### Given exercise:
Report every line in the listing below where the string "created" shows up.
-------- Raw records
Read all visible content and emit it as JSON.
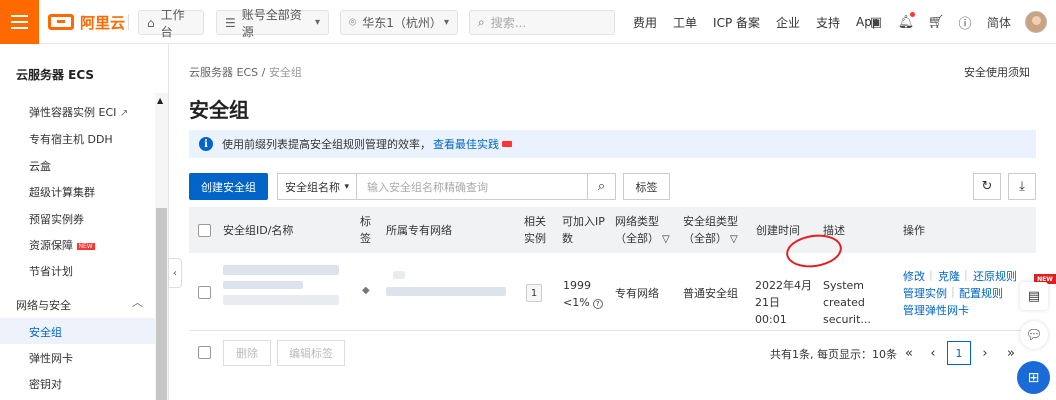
{
  "topbar": {
    "logo_text": "阿里云",
    "workbench": "工作台",
    "resources": "账号全部资源",
    "region": "华东1（杭州）",
    "search_placeholder": "搜索...",
    "links": [
      "费用",
      "工单",
      "ICP 备案",
      "企业",
      "支持",
      "App"
    ],
    "lang": "简体"
  },
  "sidebar": {
    "title": "云服务器 ECS",
    "items": [
      "弹性容器实例 ECI",
      "专有宿主机 DDH",
      "云盒",
      "超级计算集群",
      "预留实例券",
      "资源保障",
      "节省计划"
    ],
    "new_badge": "NEW",
    "group": "网络与安全",
    "group_items": [
      "安全组",
      "弹性网卡",
      "密钥对"
    ]
  },
  "main": {
    "breadcrumb_root": "云服务器 ECS",
    "breadcrumb_sep": "/",
    "breadcrumb_current": "安全组",
    "help_link": "安全使用须知",
    "title": "安全组",
    "notice_text": "使用前缀列表提高安全组规则管理的效率，",
    "notice_link": "查看最佳实践",
    "create_button": "创建安全组",
    "search_field": "安全组名称",
    "search_placeholder": "输入安全组名称精确查询",
    "tag_button": "标签"
  },
  "table": {
    "headers": {
      "id_name": "安全组ID/名称",
      "tag": "标签",
      "vpc": "所属专有网络",
      "instances": "相关实例",
      "available_ip": "可加入IP数",
      "network_type": "网络类型（全部）",
      "sg_type": "安全组类型（全部）",
      "created": "创建时间",
      "description": "描述",
      "actions": "操作"
    },
    "row": {
      "instances": "1",
      "available_ip": "1999",
      "available_pct": "<1%",
      "network_type": "专有网络",
      "sg_type": "普通安全组",
      "created": "2022年4月21日 00:01",
      "description": "System created securit...",
      "actions": {
        "modify": "修改",
        "clone": "克隆",
        "restore": "还原规则",
        "manage_instances": "管理实例",
        "config_rules": "配置规则",
        "manage_eni": "管理弹性网卡"
      }
    }
  },
  "footer": {
    "delete_button": "删除",
    "edit_tags_button": "编辑标签",
    "pager_text": "共有1条, 每页显示：10条",
    "current_page": "1"
  },
  "float": {
    "new_badge": "NEW"
  },
  "colors": {
    "brand": "#ff6a00",
    "primary": "#0064c8",
    "highlight_circle": "#e02020"
  }
}
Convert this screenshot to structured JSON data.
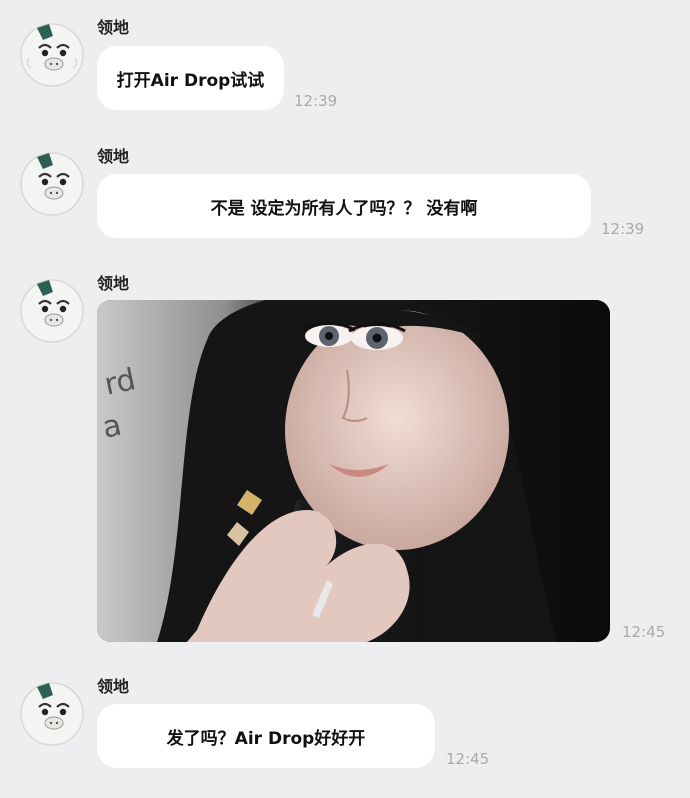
{
  "messages": [
    {
      "sender": "领地",
      "text": "打开Air Drop试试",
      "time": "12:39"
    },
    {
      "sender": "领地",
      "text": "不是 设定为所有人了吗？？ 没有啊",
      "time": "12:39"
    },
    {
      "sender": "领地",
      "image": "photo-of-girl-making-heart-hands",
      "time": "12:45"
    },
    {
      "sender": "领地",
      "text": "发了吗？Air Drop好好开",
      "time": "12:45"
    }
  ],
  "colors": {
    "background": "#eeeef0",
    "bubble": "#ffffff",
    "timestamp": "#a9a9ad",
    "avatar_hair": "#2e5f55"
  }
}
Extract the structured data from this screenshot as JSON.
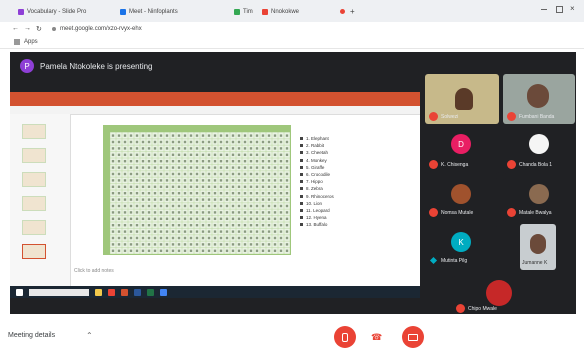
{
  "browser": {
    "tabs": [
      {
        "label": "Vocabulary - Slide Pro",
        "color": "#8e3fd6"
      },
      {
        "label": "Meet - Ninfoplants",
        "color": "#1a73e8"
      },
      {
        "label": "Tim",
        "color": "#34a853"
      },
      {
        "label": "Nnokokwe",
        "color": "#ea4335"
      }
    ],
    "new_tab": "+",
    "address": "meet.google.com/xzo-rvyx-ehx",
    "bookmark": "Apps"
  },
  "meet": {
    "presenting_initial": "P",
    "presenting_text": "Pamela Ntokoleke is presenting",
    "participants": [
      {
        "name": "Solwezi",
        "initial": "",
        "color": "#d9a520"
      },
      {
        "name": "Fumbani Banda",
        "initial": "",
        "color": "#6b4a3a"
      },
      {
        "name": "K. Chisenga",
        "initial": "D",
        "color": "#e91e63"
      },
      {
        "name": "Chanda Bola 1",
        "initial": "",
        "color": "#e8eaed"
      },
      {
        "name": "Nomsa Mutale",
        "initial": "",
        "color": "#a0522d"
      },
      {
        "name": "Matale Bwalya",
        "initial": "",
        "color": "#8a6a50"
      },
      {
        "name": "Mutinta Pilg",
        "initial": "K",
        "color": "#00acc1"
      },
      {
        "name": "Jumanne K",
        "initial": "",
        "color": "#6b4a3a"
      },
      {
        "name": "Chipo Mwale",
        "initial": "",
        "color": "#c62828"
      }
    ],
    "meeting_details": "Meeting details",
    "controls": {
      "mic": "mic-off",
      "hangup": "end-call",
      "camera": "video-off"
    }
  },
  "slide": {
    "legend": [
      "1. Elephant",
      "2. Rabbit",
      "3. Cheetah",
      "4. Monkey",
      "5. Giraffe",
      "6. Crocodile",
      "7. Hippo",
      "8. Zebra",
      "9. Rhinoceros",
      "10. Lion",
      "11. Leopard",
      "12. Hyena",
      "13. Buffalo"
    ],
    "status": "Click to add notes"
  }
}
----------------
### Result:
      "created": "创建时间",
      "created": "2022年4月21日 00:01",
      "description": "System created securit...",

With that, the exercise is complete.